┌────────

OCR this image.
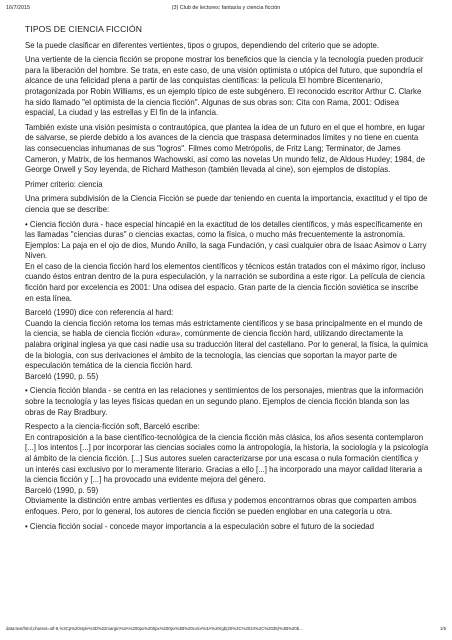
16/7/2015	(3) Club de lectores: fantasía y ciencia ficción
TIPOS DE CIENCIA FICCIÓN

Se la puede clasificar en diferentes vertientes, tipos o grupos, dependiendo del criterio que se adopte.

Una vertiente de la ciencia ficción se propone mostrar los beneficios que la ciencia y la tecnología pueden producir para la liberación del hombre. Se trata, en este caso, de una visión optimista o utópica del futuro, que supondría el alcance de una felicidad plena a partir de las conquistas científicas: la película El hombre Bicentenario, protagonizada por Robin Williams, es un ejemplo típico de este subgénero. El reconocido escritor Arthur C. Clarke ha sido llamado "el optimista de la ciencia ficción". Algunas de sus obras son: Cita con Rama, 2001: Odisea espacial, La ciudad y las estrellas y El fin de la infancia.

También existe una visión pesimista o contrautópica, que plantea la idea de un futuro en el que el hombre, en lugar de salvarse, se pierde debido a los avances de la ciencia que traspasa determinados límites y no tiene en cuenta las consecuencias inhumanas de sus "logros". Filmes como Metrópolis, de Fritz Lang; Terminator, de James Cameron, y Matrix, de los hermanos Wachowski, así como las novelas Un mundo feliz, de Aldous Huxley; 1984, de George Orwell y Soy leyenda, de Richard Matheson (también llevada al cine), son ejemplos de distopías.

Primer criterio: ciencia

Una primera subdivisión de la Ciencia Ficción se puede dar teniendo en cuenta la importancia, exactitud y el tipo de ciencia que se describe:

• Ciencia ficción dura - hace especial hincapié en la exactitud de los detalles científicos, y más específicamente en las llamadas "ciencias duras" o ciencias exactas, como la física, o mucho más frecuentemente la astronomía. Ejemplos: La paja en el ojo de dios, Mundo Anillo, la saga Fundación, y casi cualquier obra de Isaac Asimov o Larry Niven.
En el caso de la ciencia ficción hard los elementos científicos y técnicos están tratados con el máximo rigor, incluso cuando éstos entran dentro de la pura especulación, y la narración se subordina a este rigor. La película de ciencia ficción hard por excelencia es 2001: Una odisea del espacio. Gran parte de la ciencia ficción soviética se inscribe en esta línea.

Barceló (1990) dice con referencia al hard:
Cuando la ciencia ficción retoma los temas más estrictamente científicos y se basa principalmente en el mundo de la ciencia, se habla de ciencia ficción «dura», comúnmente de ciencia ficción hard, utilizando directamente la palabra original inglesa ya que casi nadie usa su traducción literal del castellano. Por lo general, la física, la química de la biología, con sus derivaciones el ámbito de la tecnología, las ciencias que soportan la mayor parte de especulación temática de la ciencia ficción hard.
Barceló (1990, p. 55)

• Ciencia ficción blanda - se centra en las relaciones y sentimientos de los personajes, mientras que la información sobre la tecnología y las leyes físicas quedan en un segundo plano. Ejemplos de ciencia ficción blanda son las obras de Ray Bradbury.

Respecto a la ciencia-ficción soft, Barceló escribe:
En contraposición a la base científico-tecnológica de la ciencia ficción más clásica, los años sesenta contemplaron [...] los intentos [...] por incorporar las ciencias sociales como la antropología, la historia, la sociología y la psicología al ámbito de la ciencia ficción. [...] Sus autores suelen caracterizarse por una escasa o nula formación científica y un interés casi exclusivo por lo meramente literario. Gracias a ello [...] ha incorporado una mayor calidad literaria a la ciencia ficción y [...] ha provocado una evidente mejora del género.
Barceló (1990, p. 59)
Obviamente la distinción entre ambas vertientes es difusa y podemos encontrarnos obras que comparten ambos enfoques. Pero, por lo general, los autores de ciencia ficción se pueden englobar en una categoría u otra.

• Ciencia ficción social - concede mayor importancia a la especulación sobre el futuro de la sociedad

data:text/html;charset=utf-8,%3Cp%20style%3D%22margin%3A%200px%200px%200px%3B%20color%3A%20rgb(20%2C%2024%2C%2035)%3B%20b...	1/5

└────────

Written instruction:
Pick out the lines containing the word "vertientes" and show them.

Finished answer:
Se la puede clasificar en diferentes vertientes, tipos o grupos, dependiendo del criterio que se adopte.
Obviamente la distinción entre ambas vertientes es difusa y podemos encontrarnos obras que comparten ambos enfoques. Pero, por lo general, los autores de ciencia ficción se pueden englobar en una categoría u otra.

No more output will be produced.